Task requirements:
In the potty training post, reproduce word for word everything from "(GnR will never" down to "bottom? And so on.".

Mom Life

Just a Little Patience, Yeahhhh…My Potty Training Song

It’s hard to pee with so many around.

You know I don’t like going poop in a crowd …

(GnR will never be the same now lol)

I think I get a gold star patience award for having a 20 min discussion about why it isn’t cool to poop your pants and then hang out in it. It’s not cool to be stinky. It’s not good for your butt. Do you want to have an ouchy bottom? And so on.

Why is this even a thing? While I’m doing it there’s a little voice in the back of my head going WTF kid why don’t you want this diaper changed ASAP? Why does a tiny human need to be cojoled out of his poopy drawers? I finally broke down and bribed him with M&Ms. A cooperative diaper change is a much happier experience for us all.

I’ve heard it’s more of a boy thing. My mom doesn’t have any stories like this about me. In fact, in her stories I pop out already talking, potty trained and refuse to even bother with diapers. Have I mentioned I’m over 40 and my mom’s had a lot of time to forget? I suspect there’s some holes in her story.

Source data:
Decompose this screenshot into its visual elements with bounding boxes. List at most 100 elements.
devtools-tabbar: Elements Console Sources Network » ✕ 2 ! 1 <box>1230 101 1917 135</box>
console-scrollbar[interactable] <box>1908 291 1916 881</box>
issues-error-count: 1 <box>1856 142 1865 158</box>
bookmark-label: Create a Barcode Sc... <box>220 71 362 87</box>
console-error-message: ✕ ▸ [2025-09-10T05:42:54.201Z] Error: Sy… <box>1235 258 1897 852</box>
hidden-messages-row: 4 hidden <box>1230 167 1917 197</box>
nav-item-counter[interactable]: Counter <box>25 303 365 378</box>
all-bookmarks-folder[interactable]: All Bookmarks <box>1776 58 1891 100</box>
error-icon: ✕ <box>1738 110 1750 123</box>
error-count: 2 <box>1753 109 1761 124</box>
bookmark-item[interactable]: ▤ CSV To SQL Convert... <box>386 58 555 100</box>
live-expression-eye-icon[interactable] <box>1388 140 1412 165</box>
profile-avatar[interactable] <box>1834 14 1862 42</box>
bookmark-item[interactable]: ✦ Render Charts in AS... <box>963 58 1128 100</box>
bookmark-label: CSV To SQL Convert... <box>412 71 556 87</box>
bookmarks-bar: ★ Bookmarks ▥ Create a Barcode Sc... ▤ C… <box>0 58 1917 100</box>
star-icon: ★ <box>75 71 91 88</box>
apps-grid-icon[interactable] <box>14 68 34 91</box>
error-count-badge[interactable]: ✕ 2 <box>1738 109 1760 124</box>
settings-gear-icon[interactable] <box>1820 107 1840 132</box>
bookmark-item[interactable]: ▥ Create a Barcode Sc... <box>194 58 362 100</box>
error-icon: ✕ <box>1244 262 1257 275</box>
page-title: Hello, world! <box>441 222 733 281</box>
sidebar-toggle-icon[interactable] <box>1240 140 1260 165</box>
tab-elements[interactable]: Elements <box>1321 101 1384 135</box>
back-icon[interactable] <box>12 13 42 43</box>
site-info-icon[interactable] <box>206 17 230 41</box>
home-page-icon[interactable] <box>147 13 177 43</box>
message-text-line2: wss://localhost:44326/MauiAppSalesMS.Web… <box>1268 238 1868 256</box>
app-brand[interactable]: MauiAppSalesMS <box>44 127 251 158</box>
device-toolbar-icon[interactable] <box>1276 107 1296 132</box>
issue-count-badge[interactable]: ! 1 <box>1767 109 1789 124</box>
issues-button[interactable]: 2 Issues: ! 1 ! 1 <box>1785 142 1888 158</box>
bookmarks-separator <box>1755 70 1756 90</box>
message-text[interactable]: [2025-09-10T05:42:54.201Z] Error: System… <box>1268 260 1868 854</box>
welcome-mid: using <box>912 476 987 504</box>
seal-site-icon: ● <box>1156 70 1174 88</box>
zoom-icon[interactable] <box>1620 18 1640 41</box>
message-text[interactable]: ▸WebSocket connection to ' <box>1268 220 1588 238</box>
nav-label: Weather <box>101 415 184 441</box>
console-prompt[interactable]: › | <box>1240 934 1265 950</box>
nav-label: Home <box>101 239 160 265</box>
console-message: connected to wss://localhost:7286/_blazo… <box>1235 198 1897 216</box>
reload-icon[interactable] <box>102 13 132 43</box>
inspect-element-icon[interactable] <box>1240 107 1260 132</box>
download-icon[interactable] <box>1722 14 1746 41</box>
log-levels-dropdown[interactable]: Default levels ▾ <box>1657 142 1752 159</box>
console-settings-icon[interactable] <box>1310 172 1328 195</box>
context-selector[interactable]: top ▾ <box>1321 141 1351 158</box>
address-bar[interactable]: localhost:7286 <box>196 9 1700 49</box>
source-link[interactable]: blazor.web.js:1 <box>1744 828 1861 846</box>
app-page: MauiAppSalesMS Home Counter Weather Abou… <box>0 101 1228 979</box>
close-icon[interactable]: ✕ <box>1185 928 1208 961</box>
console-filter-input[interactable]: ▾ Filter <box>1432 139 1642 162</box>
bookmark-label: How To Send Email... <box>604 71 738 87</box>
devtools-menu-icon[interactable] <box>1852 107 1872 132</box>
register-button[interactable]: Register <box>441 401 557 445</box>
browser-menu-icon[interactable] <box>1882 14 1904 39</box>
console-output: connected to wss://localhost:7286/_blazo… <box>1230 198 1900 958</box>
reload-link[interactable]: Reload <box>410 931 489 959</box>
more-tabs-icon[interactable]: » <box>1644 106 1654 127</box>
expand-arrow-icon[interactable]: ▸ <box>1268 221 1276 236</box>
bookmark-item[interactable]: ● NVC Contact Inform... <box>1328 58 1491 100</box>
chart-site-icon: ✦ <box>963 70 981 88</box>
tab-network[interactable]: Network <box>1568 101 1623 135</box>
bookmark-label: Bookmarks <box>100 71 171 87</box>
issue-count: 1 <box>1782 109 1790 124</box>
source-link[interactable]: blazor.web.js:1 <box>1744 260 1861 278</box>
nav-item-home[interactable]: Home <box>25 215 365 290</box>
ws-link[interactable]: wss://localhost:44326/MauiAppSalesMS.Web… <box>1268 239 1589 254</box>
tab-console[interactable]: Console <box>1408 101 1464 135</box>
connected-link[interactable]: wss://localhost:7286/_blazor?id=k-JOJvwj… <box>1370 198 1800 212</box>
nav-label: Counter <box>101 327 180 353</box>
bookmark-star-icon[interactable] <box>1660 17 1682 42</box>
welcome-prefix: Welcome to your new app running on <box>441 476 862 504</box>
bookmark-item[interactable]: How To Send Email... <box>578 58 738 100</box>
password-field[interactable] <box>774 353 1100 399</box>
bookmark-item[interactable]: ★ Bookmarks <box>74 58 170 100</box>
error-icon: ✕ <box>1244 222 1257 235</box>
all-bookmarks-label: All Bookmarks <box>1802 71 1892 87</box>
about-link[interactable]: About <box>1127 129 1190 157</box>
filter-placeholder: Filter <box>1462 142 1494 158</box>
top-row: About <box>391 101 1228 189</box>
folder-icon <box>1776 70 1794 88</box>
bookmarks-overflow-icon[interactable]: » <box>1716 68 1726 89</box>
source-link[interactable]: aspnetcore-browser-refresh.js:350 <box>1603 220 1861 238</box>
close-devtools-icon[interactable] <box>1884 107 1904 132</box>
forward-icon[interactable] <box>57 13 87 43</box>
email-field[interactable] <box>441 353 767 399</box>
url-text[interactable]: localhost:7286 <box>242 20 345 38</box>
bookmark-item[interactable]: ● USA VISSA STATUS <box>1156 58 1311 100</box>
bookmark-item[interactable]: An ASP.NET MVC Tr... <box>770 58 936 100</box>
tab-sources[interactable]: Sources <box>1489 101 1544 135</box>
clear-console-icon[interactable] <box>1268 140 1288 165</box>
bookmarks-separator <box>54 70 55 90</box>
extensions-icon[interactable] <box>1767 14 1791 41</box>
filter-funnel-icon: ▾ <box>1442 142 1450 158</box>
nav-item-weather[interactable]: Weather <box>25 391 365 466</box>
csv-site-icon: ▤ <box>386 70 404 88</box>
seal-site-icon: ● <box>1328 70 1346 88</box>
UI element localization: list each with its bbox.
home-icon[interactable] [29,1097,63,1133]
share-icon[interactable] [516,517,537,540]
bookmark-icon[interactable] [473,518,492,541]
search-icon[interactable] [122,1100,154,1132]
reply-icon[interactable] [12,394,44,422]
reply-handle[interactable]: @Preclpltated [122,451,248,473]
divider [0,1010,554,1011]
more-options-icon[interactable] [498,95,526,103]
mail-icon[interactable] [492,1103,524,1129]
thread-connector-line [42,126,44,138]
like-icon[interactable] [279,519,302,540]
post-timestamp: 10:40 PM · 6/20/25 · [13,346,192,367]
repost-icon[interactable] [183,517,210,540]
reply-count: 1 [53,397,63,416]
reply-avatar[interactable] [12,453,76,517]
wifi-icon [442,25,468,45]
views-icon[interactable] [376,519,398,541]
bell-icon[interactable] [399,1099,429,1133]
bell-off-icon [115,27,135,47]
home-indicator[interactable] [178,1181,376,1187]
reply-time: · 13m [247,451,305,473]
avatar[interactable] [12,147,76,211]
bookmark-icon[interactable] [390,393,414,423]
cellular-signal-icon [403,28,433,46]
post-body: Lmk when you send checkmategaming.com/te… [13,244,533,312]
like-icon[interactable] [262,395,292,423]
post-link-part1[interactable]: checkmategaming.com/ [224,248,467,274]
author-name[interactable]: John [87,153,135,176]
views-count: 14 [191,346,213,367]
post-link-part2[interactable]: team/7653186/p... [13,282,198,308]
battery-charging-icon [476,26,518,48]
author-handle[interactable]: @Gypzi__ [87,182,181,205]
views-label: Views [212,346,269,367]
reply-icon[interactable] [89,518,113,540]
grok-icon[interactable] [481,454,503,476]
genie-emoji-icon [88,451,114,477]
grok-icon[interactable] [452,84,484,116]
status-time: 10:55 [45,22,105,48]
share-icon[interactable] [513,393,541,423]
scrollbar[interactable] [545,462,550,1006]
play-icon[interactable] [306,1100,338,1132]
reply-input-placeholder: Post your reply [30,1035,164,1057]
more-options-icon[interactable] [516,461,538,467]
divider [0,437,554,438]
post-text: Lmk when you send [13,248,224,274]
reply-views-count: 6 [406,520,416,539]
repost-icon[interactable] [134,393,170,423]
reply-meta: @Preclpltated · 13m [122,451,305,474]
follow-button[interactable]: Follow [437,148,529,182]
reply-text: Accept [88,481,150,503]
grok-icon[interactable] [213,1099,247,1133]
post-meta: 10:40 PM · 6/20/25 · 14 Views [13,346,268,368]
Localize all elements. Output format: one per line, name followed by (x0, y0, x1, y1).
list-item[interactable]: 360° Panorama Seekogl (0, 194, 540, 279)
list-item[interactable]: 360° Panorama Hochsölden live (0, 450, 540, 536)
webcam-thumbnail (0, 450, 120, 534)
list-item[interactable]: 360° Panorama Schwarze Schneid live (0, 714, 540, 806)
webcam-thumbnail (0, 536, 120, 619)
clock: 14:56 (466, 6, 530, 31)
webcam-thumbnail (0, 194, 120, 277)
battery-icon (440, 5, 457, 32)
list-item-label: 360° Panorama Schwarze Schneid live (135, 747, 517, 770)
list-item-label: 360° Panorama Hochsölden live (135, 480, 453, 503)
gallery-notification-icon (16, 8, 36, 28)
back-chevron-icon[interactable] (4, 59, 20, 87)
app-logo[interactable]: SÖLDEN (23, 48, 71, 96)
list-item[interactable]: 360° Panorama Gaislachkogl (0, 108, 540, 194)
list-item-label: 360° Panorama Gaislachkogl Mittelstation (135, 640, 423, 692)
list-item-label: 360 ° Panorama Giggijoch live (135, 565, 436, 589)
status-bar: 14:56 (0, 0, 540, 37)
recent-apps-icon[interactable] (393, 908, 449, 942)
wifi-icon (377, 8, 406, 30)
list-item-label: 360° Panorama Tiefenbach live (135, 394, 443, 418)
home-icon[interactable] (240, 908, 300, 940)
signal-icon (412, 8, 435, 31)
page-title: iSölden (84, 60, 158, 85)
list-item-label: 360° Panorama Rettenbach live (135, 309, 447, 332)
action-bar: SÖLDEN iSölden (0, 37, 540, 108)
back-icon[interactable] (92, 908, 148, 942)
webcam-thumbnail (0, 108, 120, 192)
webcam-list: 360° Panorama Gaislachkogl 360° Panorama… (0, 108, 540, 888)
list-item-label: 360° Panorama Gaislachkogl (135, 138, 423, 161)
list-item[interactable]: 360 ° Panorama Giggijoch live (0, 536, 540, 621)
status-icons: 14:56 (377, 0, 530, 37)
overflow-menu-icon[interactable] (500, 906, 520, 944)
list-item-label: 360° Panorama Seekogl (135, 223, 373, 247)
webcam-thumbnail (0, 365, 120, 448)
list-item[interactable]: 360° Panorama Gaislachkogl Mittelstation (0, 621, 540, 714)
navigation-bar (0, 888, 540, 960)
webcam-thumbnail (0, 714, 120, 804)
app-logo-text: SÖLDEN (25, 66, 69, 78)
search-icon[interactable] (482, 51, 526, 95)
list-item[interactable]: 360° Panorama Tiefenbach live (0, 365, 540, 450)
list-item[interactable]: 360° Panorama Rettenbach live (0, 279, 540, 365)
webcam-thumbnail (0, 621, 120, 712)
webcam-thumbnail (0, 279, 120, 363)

Result:
(GnR will never be the same now lol)

I think I get a gold star patience award for having a 20 min discussion about why it isn’t cool to poop your pants and then hang out in it. It’s not cool to be stinky. It’s not good for your butt. Do you want to have an ouchy bottom? And so on.